## START Extracted information

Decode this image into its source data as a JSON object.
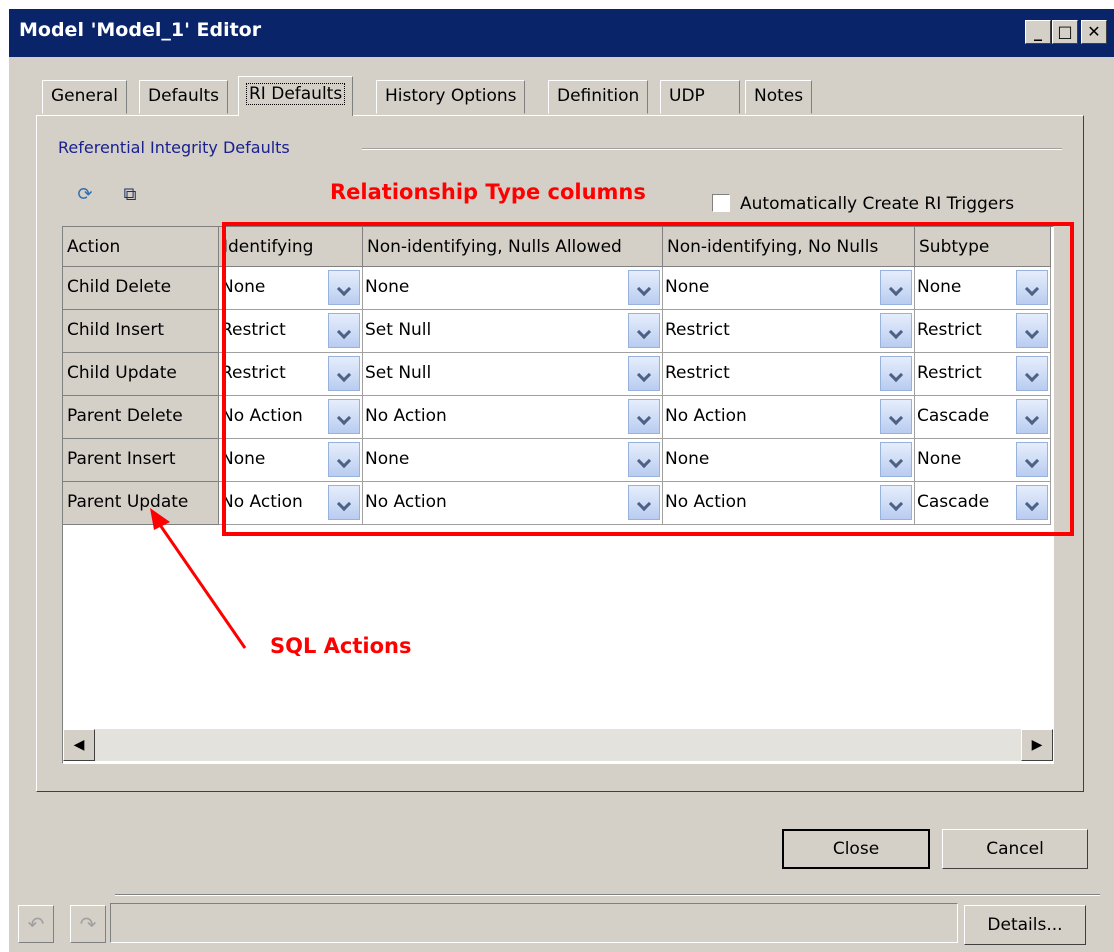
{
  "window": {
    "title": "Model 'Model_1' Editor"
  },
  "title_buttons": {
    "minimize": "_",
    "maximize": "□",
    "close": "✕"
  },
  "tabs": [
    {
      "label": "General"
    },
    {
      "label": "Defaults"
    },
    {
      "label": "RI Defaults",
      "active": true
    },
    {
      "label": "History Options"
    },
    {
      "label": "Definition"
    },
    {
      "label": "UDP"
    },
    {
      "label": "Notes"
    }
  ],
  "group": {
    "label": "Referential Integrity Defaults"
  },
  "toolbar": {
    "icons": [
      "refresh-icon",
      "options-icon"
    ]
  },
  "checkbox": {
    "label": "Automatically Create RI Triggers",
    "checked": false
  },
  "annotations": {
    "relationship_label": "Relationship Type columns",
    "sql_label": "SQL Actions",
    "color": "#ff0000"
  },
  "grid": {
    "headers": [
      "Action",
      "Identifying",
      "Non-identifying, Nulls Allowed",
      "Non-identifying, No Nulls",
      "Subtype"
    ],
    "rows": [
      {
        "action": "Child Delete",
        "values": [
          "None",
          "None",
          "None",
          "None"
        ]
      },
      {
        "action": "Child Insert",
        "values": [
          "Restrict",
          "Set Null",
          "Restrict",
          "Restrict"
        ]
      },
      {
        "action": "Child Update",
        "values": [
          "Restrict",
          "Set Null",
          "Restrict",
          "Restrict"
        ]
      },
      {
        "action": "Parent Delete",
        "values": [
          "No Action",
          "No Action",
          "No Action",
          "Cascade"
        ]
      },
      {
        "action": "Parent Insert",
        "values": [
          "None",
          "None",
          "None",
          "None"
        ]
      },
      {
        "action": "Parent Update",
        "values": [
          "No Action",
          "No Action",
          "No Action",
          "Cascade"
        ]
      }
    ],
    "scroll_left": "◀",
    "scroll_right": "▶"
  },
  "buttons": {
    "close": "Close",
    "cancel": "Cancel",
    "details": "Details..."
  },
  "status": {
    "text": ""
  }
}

## END Extracted information
## START Extracted information

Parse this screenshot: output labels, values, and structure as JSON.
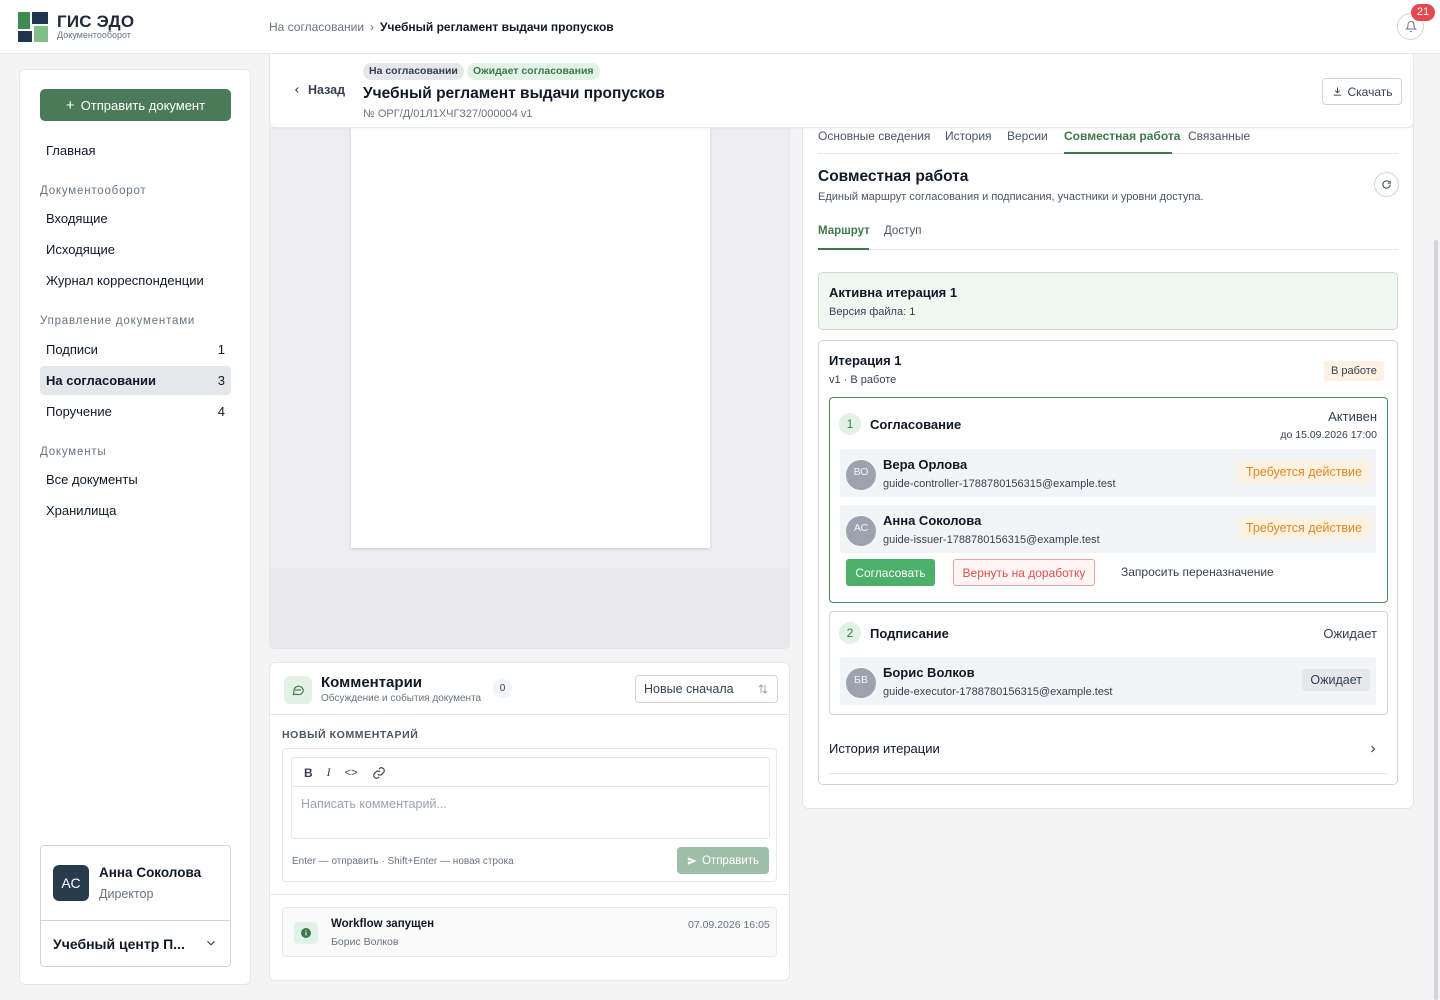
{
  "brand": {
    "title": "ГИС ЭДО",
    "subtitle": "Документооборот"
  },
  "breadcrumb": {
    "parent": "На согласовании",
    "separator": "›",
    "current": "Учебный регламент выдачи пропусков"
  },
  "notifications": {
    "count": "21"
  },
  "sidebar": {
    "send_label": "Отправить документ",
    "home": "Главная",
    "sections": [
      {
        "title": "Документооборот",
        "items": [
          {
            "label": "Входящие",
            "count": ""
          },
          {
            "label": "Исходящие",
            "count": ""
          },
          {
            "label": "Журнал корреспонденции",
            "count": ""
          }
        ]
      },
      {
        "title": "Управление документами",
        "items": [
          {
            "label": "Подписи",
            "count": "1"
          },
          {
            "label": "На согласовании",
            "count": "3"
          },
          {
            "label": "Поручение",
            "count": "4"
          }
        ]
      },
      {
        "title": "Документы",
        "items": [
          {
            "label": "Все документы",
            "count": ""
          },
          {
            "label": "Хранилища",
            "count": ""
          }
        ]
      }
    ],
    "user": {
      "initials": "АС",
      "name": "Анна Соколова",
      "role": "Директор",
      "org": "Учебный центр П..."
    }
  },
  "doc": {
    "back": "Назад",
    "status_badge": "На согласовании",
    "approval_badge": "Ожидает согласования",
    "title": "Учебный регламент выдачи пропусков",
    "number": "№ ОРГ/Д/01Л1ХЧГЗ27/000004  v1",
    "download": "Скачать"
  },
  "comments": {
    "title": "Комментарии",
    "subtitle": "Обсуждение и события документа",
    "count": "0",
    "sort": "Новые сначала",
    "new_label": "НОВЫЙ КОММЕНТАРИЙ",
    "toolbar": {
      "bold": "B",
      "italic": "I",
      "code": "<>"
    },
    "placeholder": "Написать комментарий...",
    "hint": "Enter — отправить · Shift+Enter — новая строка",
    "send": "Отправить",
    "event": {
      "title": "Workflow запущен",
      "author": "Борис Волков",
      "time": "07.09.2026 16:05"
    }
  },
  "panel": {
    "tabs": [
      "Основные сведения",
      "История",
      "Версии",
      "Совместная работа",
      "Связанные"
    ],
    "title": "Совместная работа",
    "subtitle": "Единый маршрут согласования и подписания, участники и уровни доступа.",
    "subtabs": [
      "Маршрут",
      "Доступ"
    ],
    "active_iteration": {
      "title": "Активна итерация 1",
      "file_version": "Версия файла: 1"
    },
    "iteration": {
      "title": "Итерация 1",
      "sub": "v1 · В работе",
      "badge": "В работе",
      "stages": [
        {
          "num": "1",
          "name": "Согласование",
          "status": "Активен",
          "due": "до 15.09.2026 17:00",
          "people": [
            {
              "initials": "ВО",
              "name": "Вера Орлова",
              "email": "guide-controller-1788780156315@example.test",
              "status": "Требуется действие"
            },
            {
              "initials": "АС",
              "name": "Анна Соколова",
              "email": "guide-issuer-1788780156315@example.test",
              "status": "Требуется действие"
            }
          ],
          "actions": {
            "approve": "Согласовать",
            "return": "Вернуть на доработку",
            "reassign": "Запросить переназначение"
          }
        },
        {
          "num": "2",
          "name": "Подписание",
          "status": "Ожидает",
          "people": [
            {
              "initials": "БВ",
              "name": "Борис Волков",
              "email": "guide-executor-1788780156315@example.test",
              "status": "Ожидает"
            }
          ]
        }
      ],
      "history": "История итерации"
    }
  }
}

## END Extracted information

What to work on - Out of the material above, select every line that holds the string "выдачи".

Finished answer -
    "current": "Учебный регламент выдачи пропусков"
    "title": "Учебный регламент выдачи пропусков",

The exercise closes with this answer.